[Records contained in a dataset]
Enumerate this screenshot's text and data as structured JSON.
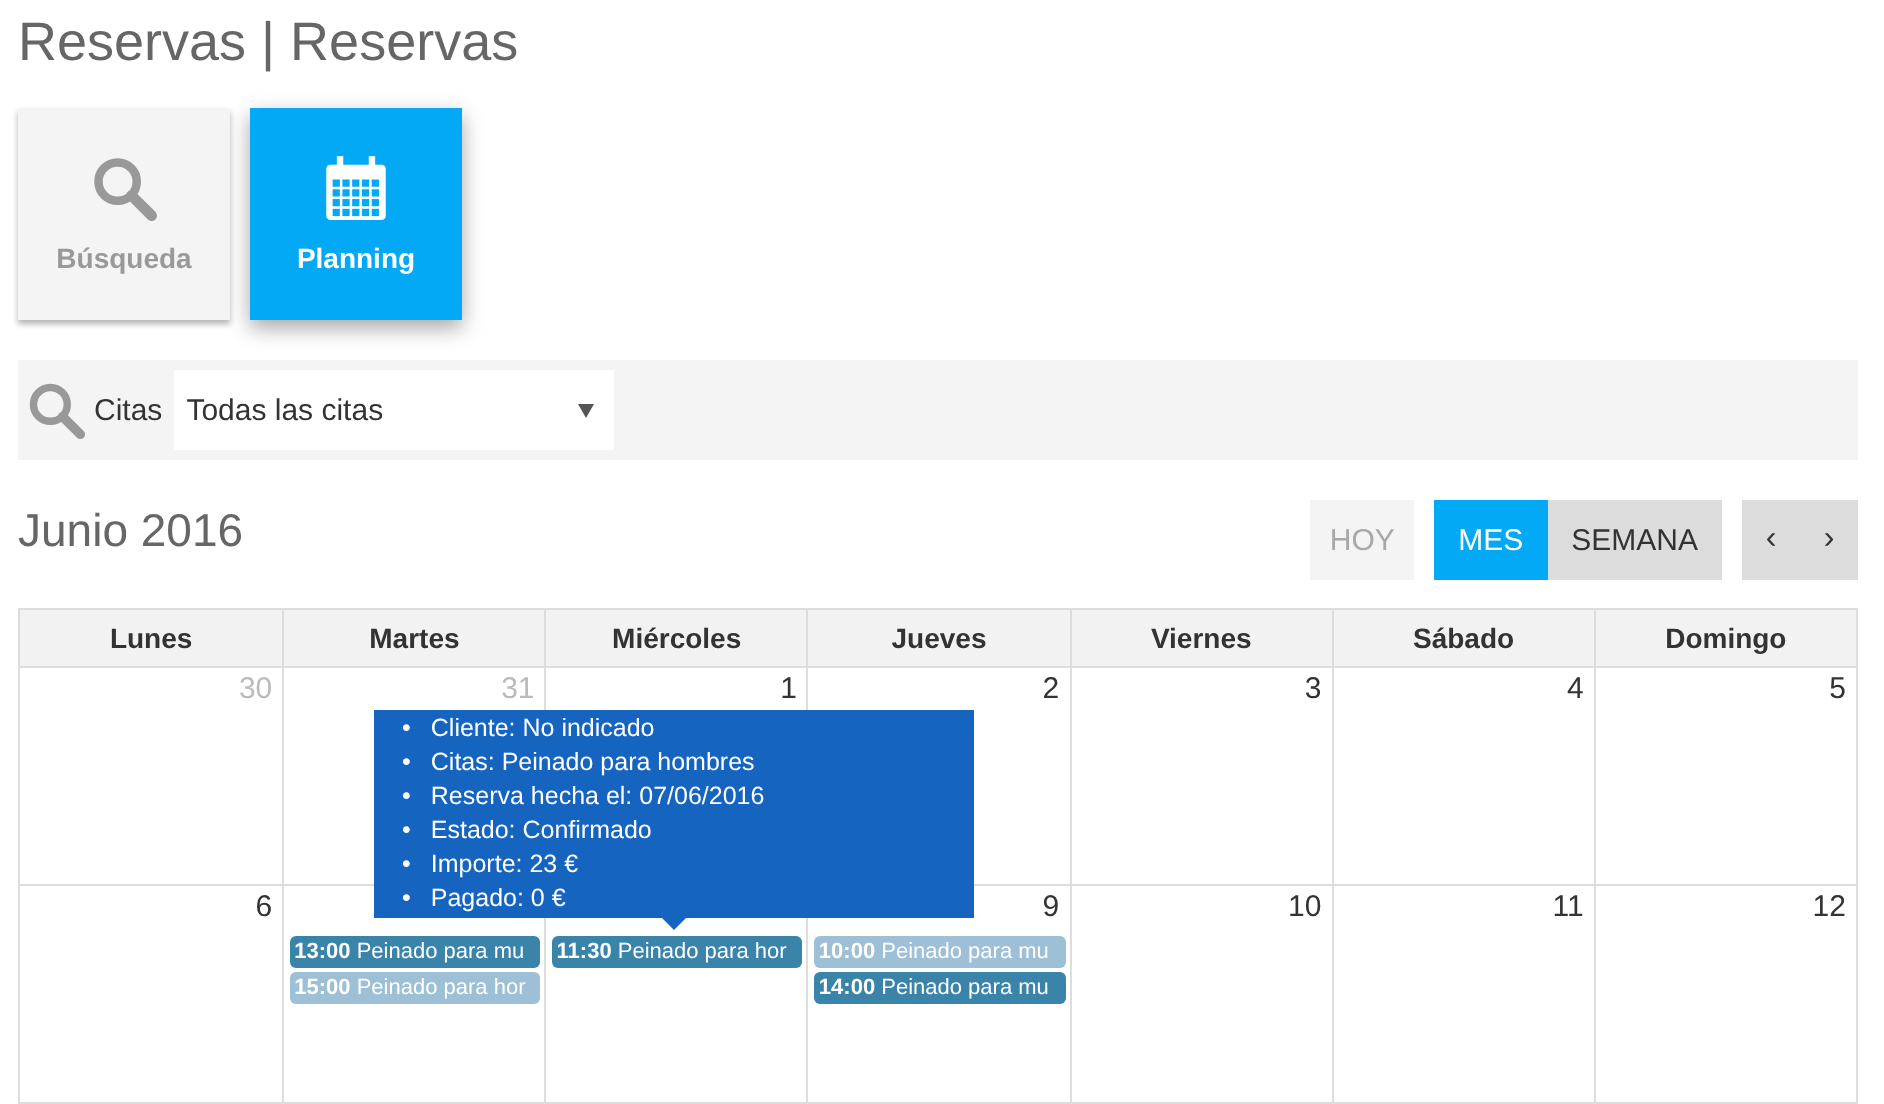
{
  "page_title": "Reservas | Reservas",
  "tiles": [
    {
      "label": "Búsqueda",
      "kind": "search",
      "selected": false
    },
    {
      "label": "Planning",
      "kind": "calendar",
      "selected": true
    }
  ],
  "filter": {
    "label": "Citas",
    "value": "Todas las citas"
  },
  "calendar": {
    "title": "Junio 2016",
    "today_button": {
      "label": "HOY",
      "disabled": true
    },
    "views": [
      {
        "label": "MES",
        "selected": true
      },
      {
        "label": "SEMANA",
        "selected": false
      }
    ],
    "nav": [
      "‹",
      "›"
    ],
    "weekdays": [
      "Lunes",
      "Martes",
      "Miércoles",
      "Jueves",
      "Viernes",
      "Sábado",
      "Domingo"
    ],
    "weeks": [
      [
        {
          "day": "30",
          "other_month": true
        },
        {
          "day": "31",
          "other_month": true
        },
        {
          "day": "1",
          "other_month": false
        },
        {
          "day": "2",
          "other_month": false
        },
        {
          "day": "3",
          "other_month": false
        },
        {
          "day": "4",
          "other_month": false
        },
        {
          "day": "5",
          "other_month": false
        }
      ],
      [
        {
          "day": "6",
          "other_month": false
        },
        {
          "events": [
            {
              "time": "13:00",
              "title": "Peinado para mu",
              "color": "#3a84aa"
            },
            {
              "time": "15:00",
              "title": "Peinado para hor",
              "color": "#9dc0d6"
            }
          ]
        },
        {
          "events": [
            {
              "time": "11:30",
              "title": "Peinado para hor",
              "color": "#3a84aa"
            }
          ]
        },
        {
          "day": "9",
          "other_month": false,
          "events": [
            {
              "time": "10:00",
              "title": "Peinado para mu",
              "color": "#9dc0d6"
            },
            {
              "time": "14:00",
              "title": "Peinado para mu",
              "color": "#3a84aa"
            }
          ]
        },
        {
          "day": "10",
          "other_month": false
        },
        {
          "day": "11",
          "other_month": false
        },
        {
          "day": "12",
          "other_month": false
        }
      ]
    ],
    "tooltip": {
      "marker": "•",
      "items": [
        "Cliente: No indicado",
        "Citas: Peinado para hombres",
        "Reserva hecha el: 07/06/2016",
        "Estado: Confirmado",
        "Importe: 23 €",
        "Pagado: 0 €"
      ]
    }
  }
}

**Set problem**
Write the full listing out again with every line unchanged, but include no pictures.

**Written answer**
Enumerate this screenshot's text and data as structured JSON.
{
  "page_title": "Reservas | Reservas",
  "tiles": [
    {
      "label": "Búsqueda",
      "kind": "search",
      "selected": false
    },
    {
      "label": "Planning",
      "kind": "calendar",
      "selected": true
    }
  ],
  "filter": {
    "label": "Citas",
    "value": "Todas las citas"
  },
  "calendar": {
    "title": "Junio 2016",
    "today_button": {
      "label": "HOY",
      "disabled": true
    },
    "views": [
      {
        "label": "MES",
        "selected": true
      },
      {
        "label": "SEMANA",
        "selected": false
      }
    ],
    "nav": [
      "‹",
      "›"
    ],
    "weekdays": [
      "Lunes",
      "Martes",
      "Miércoles",
      "Jueves",
      "Viernes",
      "Sábado",
      "Domingo"
    ],
    "weeks": [
      [
        {
          "day": "30",
          "other_month": true
        },
        {
          "day": "31",
          "other_month": true
        },
        {
          "day": "1",
          "other_month": false
        },
        {
          "day": "2",
          "other_month": false
        },
        {
          "day": "3",
          "other_month": false
        },
        {
          "day": "4",
          "other_month": false
        },
        {
          "day": "5",
          "other_month": false
        }
      ],
      [
        {
          "day": "6",
          "other_month": false
        },
        {
          "events": [
            {
              "time": "13:00",
              "title": "Peinado para mu",
              "color": "#3a84aa"
            },
            {
              "time": "15:00",
              "title": "Peinado para hor",
              "color": "#9dc0d6"
            }
          ]
        },
        {
          "events": [
            {
              "time": "11:30",
              "title": "Peinado para hor",
              "color": "#3a84aa"
            }
          ]
        },
        {
          "day": "9",
          "other_month": false,
          "events": [
            {
              "time": "10:00",
              "title": "Peinado para mu",
              "color": "#9dc0d6"
            },
            {
              "time": "14:00",
              "title": "Peinado para mu",
              "color": "#3a84aa"
            }
          ]
        },
        {
          "day": "10",
          "other_month": false
        },
        {
          "day": "11",
          "other_month": false
        },
        {
          "day": "12",
          "other_month": false
        }
      ]
    ],
    "tooltip": {
      "marker": "•",
      "items": [
        "Cliente: No indicado",
        "Citas: Peinado para hombres",
        "Reserva hecha el: 07/06/2016",
        "Estado: Confirmado",
        "Importe: 23 €",
        "Pagado: 0 €"
      ]
    }
  }
}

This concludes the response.